[Stored data entries]
>> start
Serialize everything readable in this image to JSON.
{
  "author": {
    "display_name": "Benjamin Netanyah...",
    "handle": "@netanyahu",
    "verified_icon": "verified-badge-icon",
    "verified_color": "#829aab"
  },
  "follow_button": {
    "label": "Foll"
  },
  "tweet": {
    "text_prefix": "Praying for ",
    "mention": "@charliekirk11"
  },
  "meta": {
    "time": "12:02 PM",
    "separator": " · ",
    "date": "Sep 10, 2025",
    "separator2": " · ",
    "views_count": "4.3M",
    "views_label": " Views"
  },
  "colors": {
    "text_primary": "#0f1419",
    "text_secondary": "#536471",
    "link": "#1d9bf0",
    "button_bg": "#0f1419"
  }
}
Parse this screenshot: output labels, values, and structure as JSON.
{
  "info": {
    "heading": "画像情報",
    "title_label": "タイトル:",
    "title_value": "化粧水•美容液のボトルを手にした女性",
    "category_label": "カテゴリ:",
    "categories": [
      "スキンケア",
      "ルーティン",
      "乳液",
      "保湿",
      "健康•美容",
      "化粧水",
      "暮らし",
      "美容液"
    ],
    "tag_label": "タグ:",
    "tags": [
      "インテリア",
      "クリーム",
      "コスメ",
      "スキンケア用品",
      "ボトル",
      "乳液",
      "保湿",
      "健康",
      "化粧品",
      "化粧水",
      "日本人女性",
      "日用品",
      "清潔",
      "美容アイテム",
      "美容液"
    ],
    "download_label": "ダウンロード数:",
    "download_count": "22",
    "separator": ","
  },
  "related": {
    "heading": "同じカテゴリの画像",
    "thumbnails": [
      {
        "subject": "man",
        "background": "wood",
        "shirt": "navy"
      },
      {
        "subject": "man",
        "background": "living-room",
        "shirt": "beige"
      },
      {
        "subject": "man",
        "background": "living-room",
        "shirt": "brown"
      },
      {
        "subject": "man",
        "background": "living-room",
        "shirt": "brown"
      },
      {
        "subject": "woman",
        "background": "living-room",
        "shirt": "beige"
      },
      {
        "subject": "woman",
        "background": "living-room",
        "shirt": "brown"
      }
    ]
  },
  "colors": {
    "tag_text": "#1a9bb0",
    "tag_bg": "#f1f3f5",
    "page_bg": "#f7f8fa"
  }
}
>> end
» **Short exercise**: Quote each line of the listing above exactly.

» **Answer to this task**:
Serialize everything readable in this image to JSON.
{
  "author": {
    "display_name": "Benjamin Netanyah...",
    "handle": "@netanyahu",
    "verified_icon": "verified-badge-icon",
    "verified_color": "#829aab"
  },
  "follow_button": {
    "label": "Foll"
  },
  "tweet": {
    "text_prefix": "Praying for ",
    "mention": "@charliekirk11"
  },
  "meta": {
    "time": "12:02 PM",
    "separator": " · ",
    "date": "Sep 10, 2025",
    "separator2": " · ",
    "views_count": "4.3M",
    "views_label": " Views"
  },
  "colors": {
    "text_primary": "#0f1419",
    "text_secondary": "#536471",
    "link": "#1d9bf0",
    "button_bg": "#0f1419"
  }
}
Parse this screenshot: output labels, values, and structure as JSON.
{
  "info": {
    "heading": "画像情報",
    "title_label": "タイトル:",
    "title_value": "化粧水•美容液のボトルを手にした女性",
    "category_label": "カテゴリ:",
    "categories": [
      "スキンケア",
      "ルーティン",
      "乳液",
      "保湿",
      "健康•美容",
      "化粧水",
      "暮らし",
      "美容液"
    ],
    "tag_label": "タグ:",
    "tags": [
      "インテリア",
      "クリーム",
      "コスメ",
      "スキンケア用品",
      "ボトル",
      "乳液",
      "保湿",
      "健康",
      "化粧品",
      "化粧水",
      "日本人女性",
      "日用品",
      "清潔",
      "美容アイテム",
      "美容液"
    ],
    "download_label": "ダウンロード数:",
    "download_count": "22",
    "separator": ","
  },
  "related": {
    "heading": "同じカテゴリの画像",
    "thumbnails": [
      {
        "subject": "man",
        "background": "wood",
        "shirt": "navy"
      },
      {
        "subject": "man",
        "background": "living-room",
        "shirt": "beige"
      },
      {
        "subject": "man",
        "background": "living-room",
        "shirt": "brown"
      },
      {
        "subject": "man",
        "background": "living-room",
        "shirt": "brown"
      },
      {
        "subject": "woman",
        "background": "living-room",
        "shirt": "beige"
      },
      {
        "subject": "woman",
        "background": "living-room",
        "shirt": "brown"
      }
    ]
  },
  "colors": {
    "tag_text": "#1a9bb0",
    "tag_bg": "#f1f3f5",
    "page_bg": "#f7f8fa"
  }
}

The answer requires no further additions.